Problem to work on
Omit all pictures. Copy the rest of the material exactly.

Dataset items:

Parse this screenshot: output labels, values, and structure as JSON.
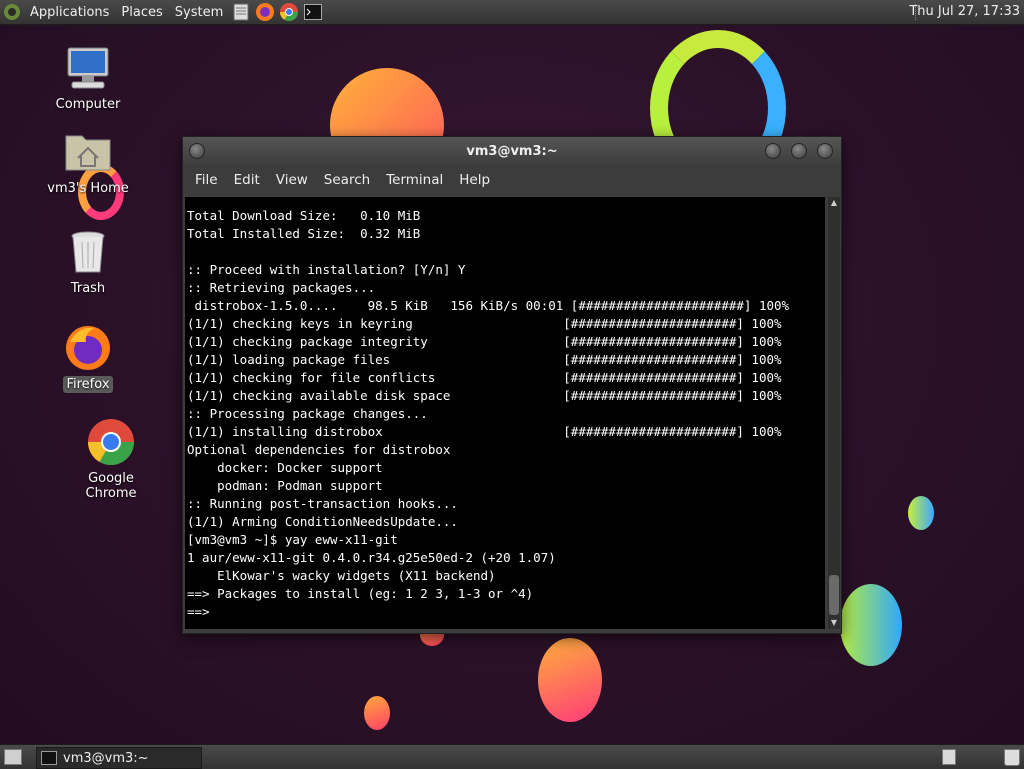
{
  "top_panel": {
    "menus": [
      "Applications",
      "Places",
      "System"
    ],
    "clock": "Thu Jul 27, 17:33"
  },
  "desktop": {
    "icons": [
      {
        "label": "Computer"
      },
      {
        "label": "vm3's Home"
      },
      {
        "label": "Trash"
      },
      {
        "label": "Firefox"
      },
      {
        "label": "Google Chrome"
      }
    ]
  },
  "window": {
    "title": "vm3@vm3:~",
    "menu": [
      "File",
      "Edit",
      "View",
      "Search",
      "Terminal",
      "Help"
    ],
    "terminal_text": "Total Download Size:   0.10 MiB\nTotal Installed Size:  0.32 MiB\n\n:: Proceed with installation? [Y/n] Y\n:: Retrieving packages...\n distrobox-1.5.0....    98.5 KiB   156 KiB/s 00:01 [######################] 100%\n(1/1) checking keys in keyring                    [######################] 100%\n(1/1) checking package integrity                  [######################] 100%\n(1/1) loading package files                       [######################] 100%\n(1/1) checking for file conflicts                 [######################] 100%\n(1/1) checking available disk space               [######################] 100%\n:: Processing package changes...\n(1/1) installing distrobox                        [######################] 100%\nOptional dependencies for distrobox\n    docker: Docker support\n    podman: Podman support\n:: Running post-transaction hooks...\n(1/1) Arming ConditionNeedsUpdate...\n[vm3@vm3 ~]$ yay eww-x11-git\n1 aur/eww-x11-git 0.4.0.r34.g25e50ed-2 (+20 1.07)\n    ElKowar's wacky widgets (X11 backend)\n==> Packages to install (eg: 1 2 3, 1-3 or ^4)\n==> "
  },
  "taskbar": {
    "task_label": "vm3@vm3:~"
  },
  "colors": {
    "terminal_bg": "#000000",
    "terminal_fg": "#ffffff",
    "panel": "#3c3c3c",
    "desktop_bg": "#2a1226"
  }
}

Task solution
Parse this screenshot: output labels, values, and structure as JSON.
{
  "top_panel": {
    "menus": [
      "Applications",
      "Places",
      "System"
    ],
    "clock": "Thu Jul 27, 17:33"
  },
  "desktop": {
    "icons": [
      {
        "label": "Computer"
      },
      {
        "label": "vm3's Home"
      },
      {
        "label": "Trash"
      },
      {
        "label": "Firefox"
      },
      {
        "label": "Google Chrome"
      }
    ]
  },
  "window": {
    "title": "vm3@vm3:~",
    "menu": [
      "File",
      "Edit",
      "View",
      "Search",
      "Terminal",
      "Help"
    ],
    "terminal_text": "Total Download Size:   0.10 MiB\nTotal Installed Size:  0.32 MiB\n\n:: Proceed with installation? [Y/n] Y\n:: Retrieving packages...\n distrobox-1.5.0....    98.5 KiB   156 KiB/s 00:01 [######################] 100%\n(1/1) checking keys in keyring                    [######################] 100%\n(1/1) checking package integrity                  [######################] 100%\n(1/1) loading package files                       [######################] 100%\n(1/1) checking for file conflicts                 [######################] 100%\n(1/1) checking available disk space               [######################] 100%\n:: Processing package changes...\n(1/1) installing distrobox                        [######################] 100%\nOptional dependencies for distrobox\n    docker: Docker support\n    podman: Podman support\n:: Running post-transaction hooks...\n(1/1) Arming ConditionNeedsUpdate...\n[vm3@vm3 ~]$ yay eww-x11-git\n1 aur/eww-x11-git 0.4.0.r34.g25e50ed-2 (+20 1.07)\n    ElKowar's wacky widgets (X11 backend)\n==> Packages to install (eg: 1 2 3, 1-3 or ^4)\n==> "
  },
  "taskbar": {
    "task_label": "vm3@vm3:~"
  },
  "colors": {
    "terminal_bg": "#000000",
    "terminal_fg": "#ffffff",
    "panel": "#3c3c3c",
    "desktop_bg": "#2a1226"
  }
}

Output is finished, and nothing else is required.